◆ Objective:
Reproduce the records below exactly as they appear.

(A block of data)
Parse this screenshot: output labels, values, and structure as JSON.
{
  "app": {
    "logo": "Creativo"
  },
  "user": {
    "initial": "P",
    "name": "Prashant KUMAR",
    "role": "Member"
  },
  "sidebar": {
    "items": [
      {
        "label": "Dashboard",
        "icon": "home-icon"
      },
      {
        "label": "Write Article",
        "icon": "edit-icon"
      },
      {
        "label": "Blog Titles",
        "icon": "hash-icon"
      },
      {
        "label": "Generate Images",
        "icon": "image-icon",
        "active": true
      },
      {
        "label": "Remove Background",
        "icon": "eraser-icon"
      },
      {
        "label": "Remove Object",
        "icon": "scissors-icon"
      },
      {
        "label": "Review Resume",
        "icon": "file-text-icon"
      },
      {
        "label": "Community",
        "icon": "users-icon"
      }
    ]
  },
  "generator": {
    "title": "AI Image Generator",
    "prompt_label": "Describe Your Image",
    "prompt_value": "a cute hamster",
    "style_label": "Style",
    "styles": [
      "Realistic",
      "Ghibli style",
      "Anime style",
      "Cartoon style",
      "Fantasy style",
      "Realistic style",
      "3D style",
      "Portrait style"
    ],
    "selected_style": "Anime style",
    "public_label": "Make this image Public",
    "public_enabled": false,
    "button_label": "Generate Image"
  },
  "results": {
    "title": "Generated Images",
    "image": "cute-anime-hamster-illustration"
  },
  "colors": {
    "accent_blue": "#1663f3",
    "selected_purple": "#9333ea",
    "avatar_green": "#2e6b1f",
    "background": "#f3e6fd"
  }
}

◆ Response below:
Parse this screenshot: output labels, values, and structure as JSON.
{
  "app": {
    "logo": "Creativo"
  },
  "user": {
    "initial": "P",
    "name": "Prashant KUMAR",
    "role": "Member"
  },
  "sidebar": {
    "items": [
      {
        "label": "Dashboard",
        "icon": "home-icon"
      },
      {
        "label": "Write Article",
        "icon": "edit-icon"
      },
      {
        "label": "Blog Titles",
        "icon": "hash-icon"
      },
      {
        "label": "Generate Images",
        "icon": "image-icon",
        "active": true
      },
      {
        "label": "Remove Background",
        "icon": "eraser-icon"
      },
      {
        "label": "Remove Object",
        "icon": "scissors-icon"
      },
      {
        "label": "Review Resume",
        "icon": "file-text-icon"
      },
      {
        "label": "Community",
        "icon": "users-icon"
      }
    ]
  },
  "generator": {
    "title": "AI Image Generator",
    "prompt_label": "Describe Your Image",
    "prompt_value": "a cute hamster",
    "style_label": "Style",
    "styles": [
      "Realistic",
      "Ghibli style",
      "Anime style",
      "Cartoon style",
      "Fantasy style",
      "Realistic style",
      "3D style",
      "Portrait style"
    ],
    "selected_style": "Anime style",
    "public_label": "Make this image Public",
    "public_enabled": false,
    "button_label": "Generate Image"
  },
  "results": {
    "title": "Generated Images",
    "image": "cute-anime-hamster-illustration"
  },
  "colors": {
    "accent_blue": "#1663f3",
    "selected_purple": "#9333ea",
    "avatar_green": "#2e6b1f",
    "background": "#f3e6fd"
  }
}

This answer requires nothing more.